> **EXERCISE DESCRIPTION**: Copy out the listing in full, exactly as written, but not its pictures.

> **ENTRIES SHOWN**:

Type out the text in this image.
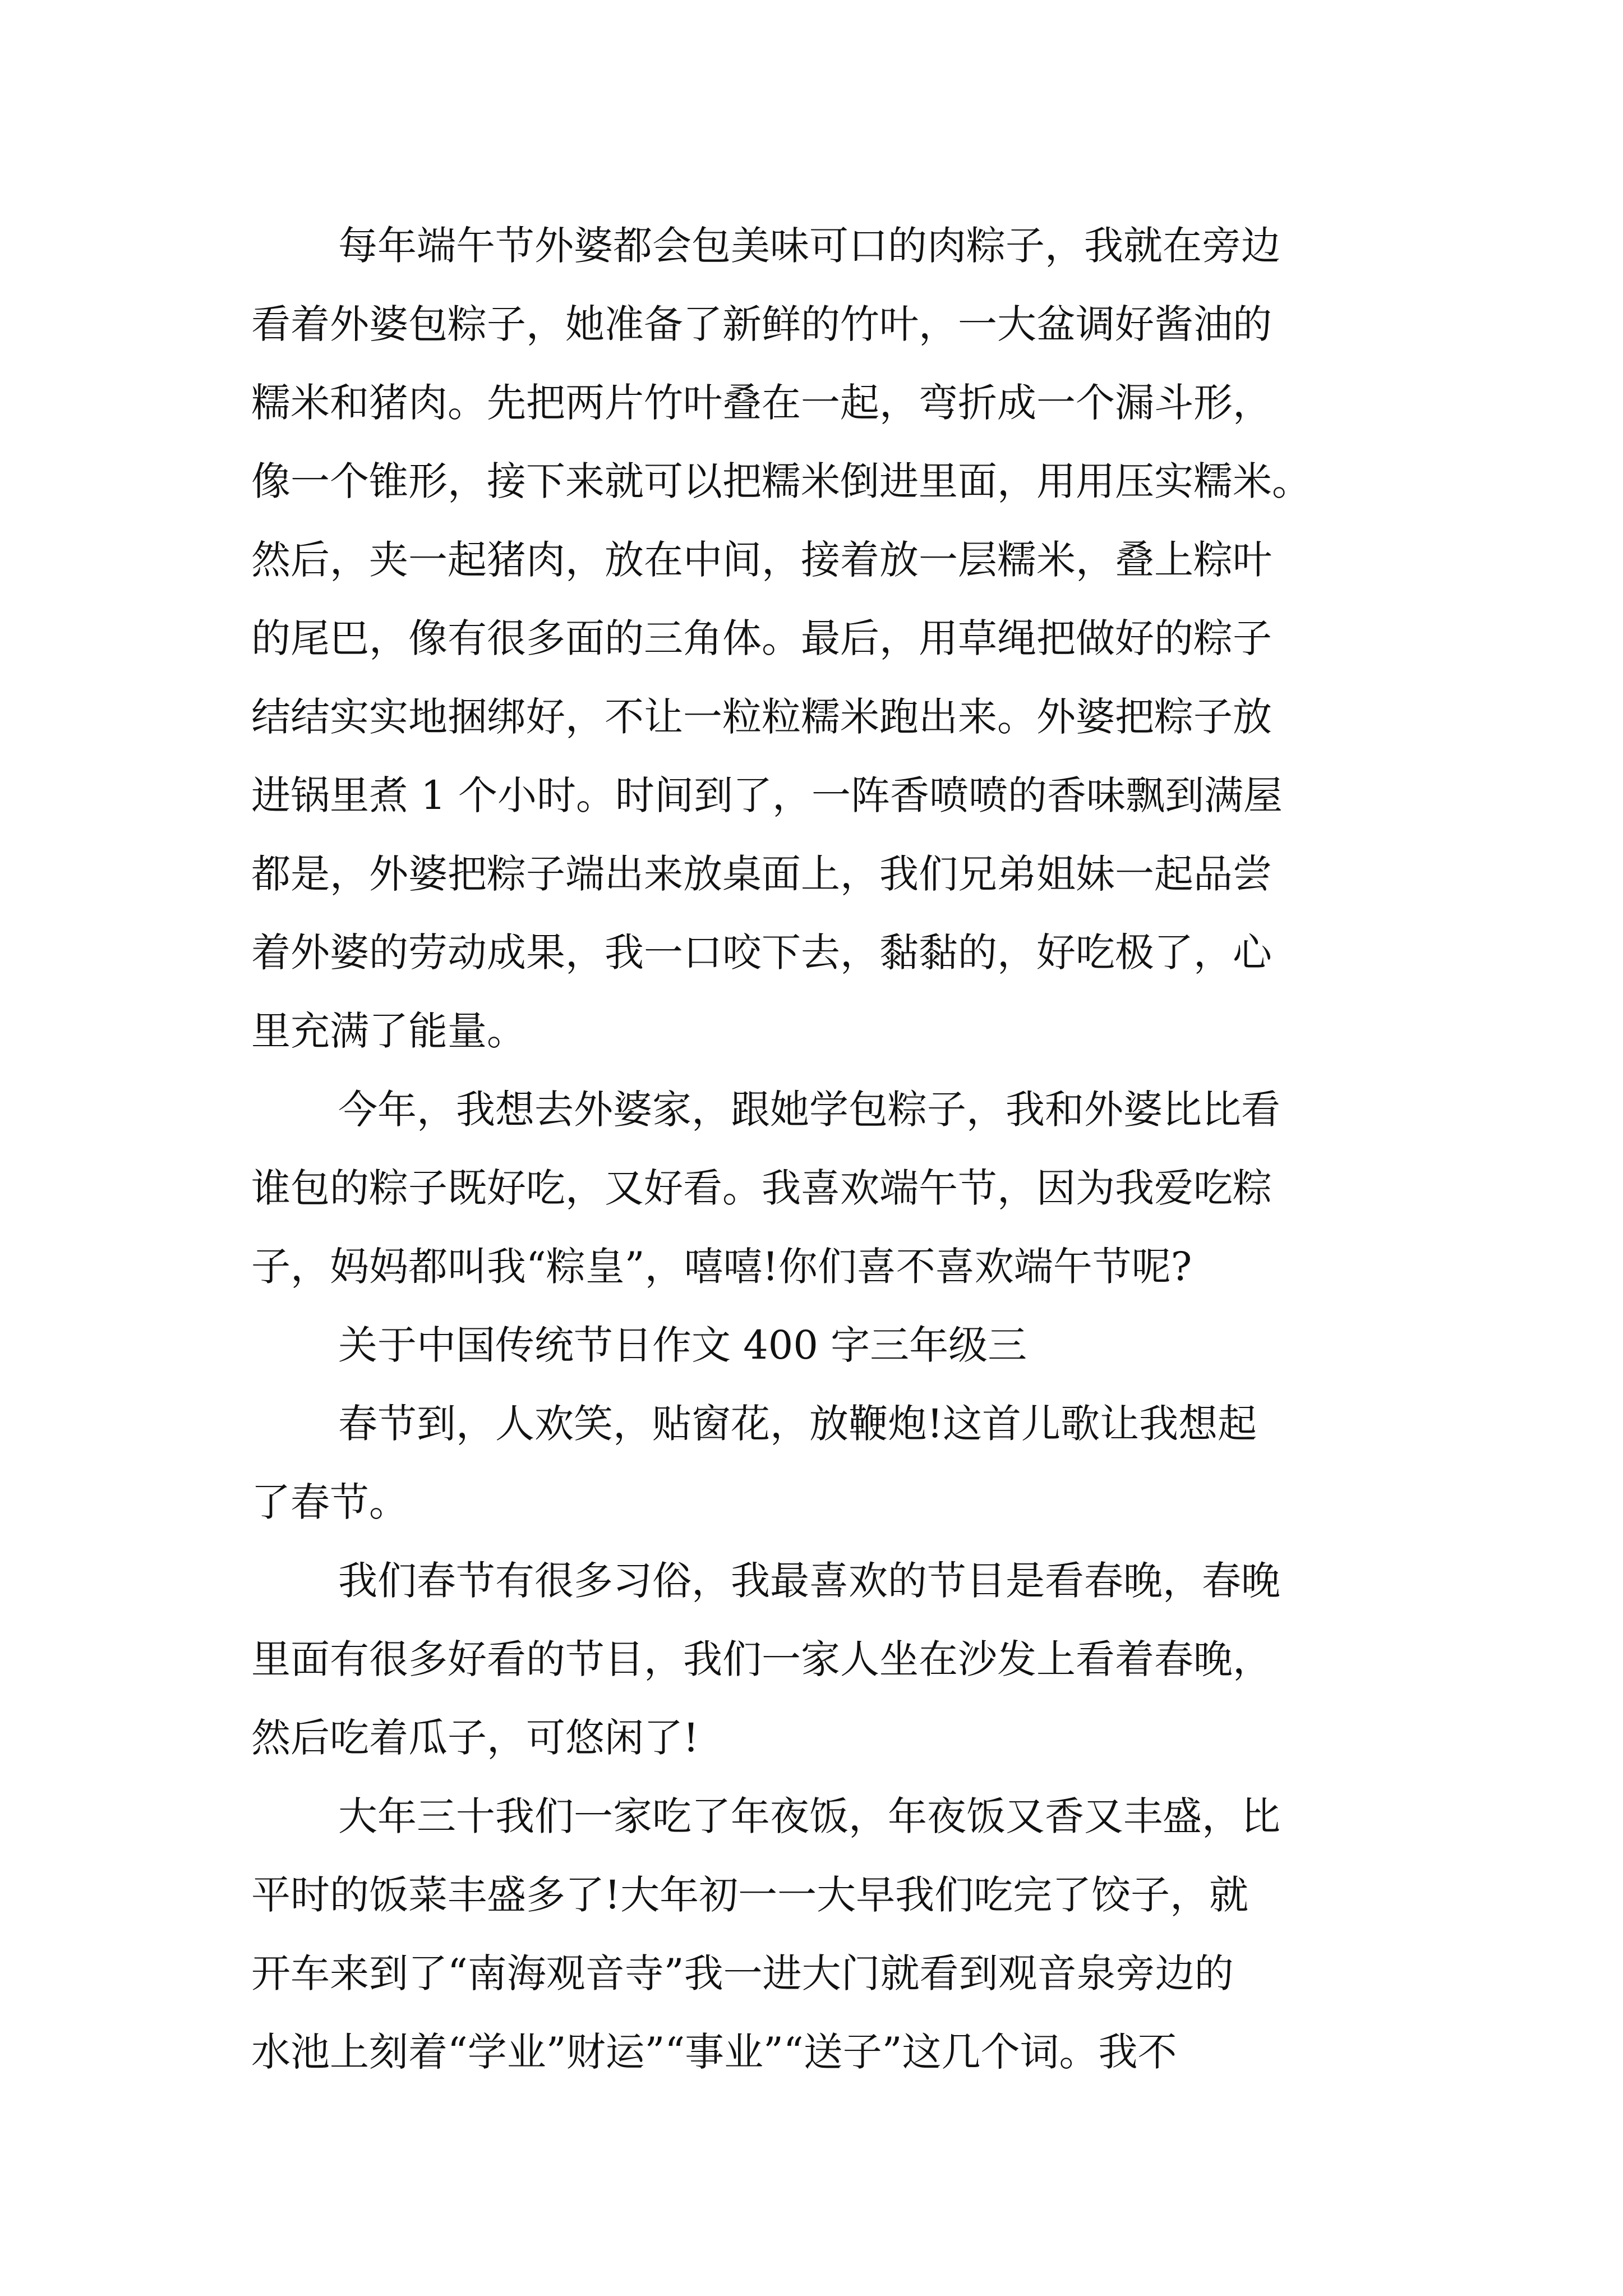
每年端午节外婆都会包美味可口的肉粽子，我就在旁边
看着外婆包粽子，她准备了新鲜的竹叶，一大盆调好酱油的
糯米和猪肉。先把两片竹叶叠在一起，弯折成一个漏斗形，
像一个锥形，接下来就可以把糯米倒进里面，用用压实糯米。
然后，夹一起猪肉，放在中间，接着放一层糯米，叠上粽叶
的尾巴，像有很多面的三角体。最后，用草绳把做好的粽子
结结实实地捆绑好，不让一粒粒糯米跑出来。外婆把粽子放
进锅里煮 1 个小时。时间到了，一阵香喷喷的香味飘到满屋
都是，外婆把粽子端出来放桌面上，我们兄弟姐妹一起品尝
着外婆的劳动成果，我一口咬下去，黏黏的，好吃极了，心
里充满了能量。
今年，我想去外婆家，跟她学包粽子，我和外婆比比看
谁包的粽子既好吃，又好看。我喜欢端午节，因为我爱吃粽
子，妈妈都叫我“粽皇”，嘻嘻!你们喜不喜欢端午节呢?
关于中国传统节日作文 400 字三年级三
春节到，人欢笑，贴窗花，放鞭炮!这首儿歌让我想起
了春节。
我们春节有很多习俗，我最喜欢的节目是看春晚，春晚
里面有很多好看的节目，我们一家人坐在沙发上看着春晚，
然后吃着瓜子，可悠闲了!
大年三十我们一家吃了年夜饭，年夜饭又香又丰盛，比
平时的饭菜丰盛多了!大年初一一大早我们吃完了饺子，就
开车来到了“南海观音寺”我一进大门就看到观音泉旁边的
水池上刻着“学业”财运”“事业”“送子”这几个词。我不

> **RIGHT ANSWER**:
Type out the text in this image.
每年端午节外婆都会包美味可口的肉粽子，我就在旁边
看着外婆包粽子，她准备了新鲜的竹叶，一大盆调好酱油的
糯米和猪肉。先把两片竹叶叠在一起，弯折成一个漏斗形，
像一个锥形，接下来就可以把糯米倒进里面，用用压实糯米。
然后，夹一起猪肉，放在中间，接着放一层糯米，叠上粽叶
的尾巴，像有很多面的三角体。最后，用草绳把做好的粽子
结结实实地捆绑好，不让一粒粒糯米跑出来。外婆把粽子放
进锅里煮 1 个小时。时间到了，一阵香喷喷的香味飘到满屋
都是，外婆把粽子端出来放桌面上，我们兄弟姐妹一起品尝
着外婆的劳动成果，我一口咬下去，黏黏的，好吃极了，心
里充满了能量。
今年，我想去外婆家，跟她学包粽子，我和外婆比比看
谁包的粽子既好吃，又好看。我喜欢端午节，因为我爱吃粽
子，妈妈都叫我“粽皇”，嘻嘻!你们喜不喜欢端午节呢?
关于中国传统节日作文 400 字三年级三
春节到，人欢笑，贴窗花，放鞭炮!这首儿歌让我想起
了春节。
我们春节有很多习俗，我最喜欢的节目是看春晚，春晚
里面有很多好看的节目，我们一家人坐在沙发上看着春晚，
然后吃着瓜子，可悠闲了!
大年三十我们一家吃了年夜饭，年夜饭又香又丰盛，比
平时的饭菜丰盛多了!大年初一一大早我们吃完了饺子，就
开车来到了“南海观音寺”我一进大门就看到观音泉旁边的
水池上刻着“学业”财运”“事业”“送子”这几个词。我不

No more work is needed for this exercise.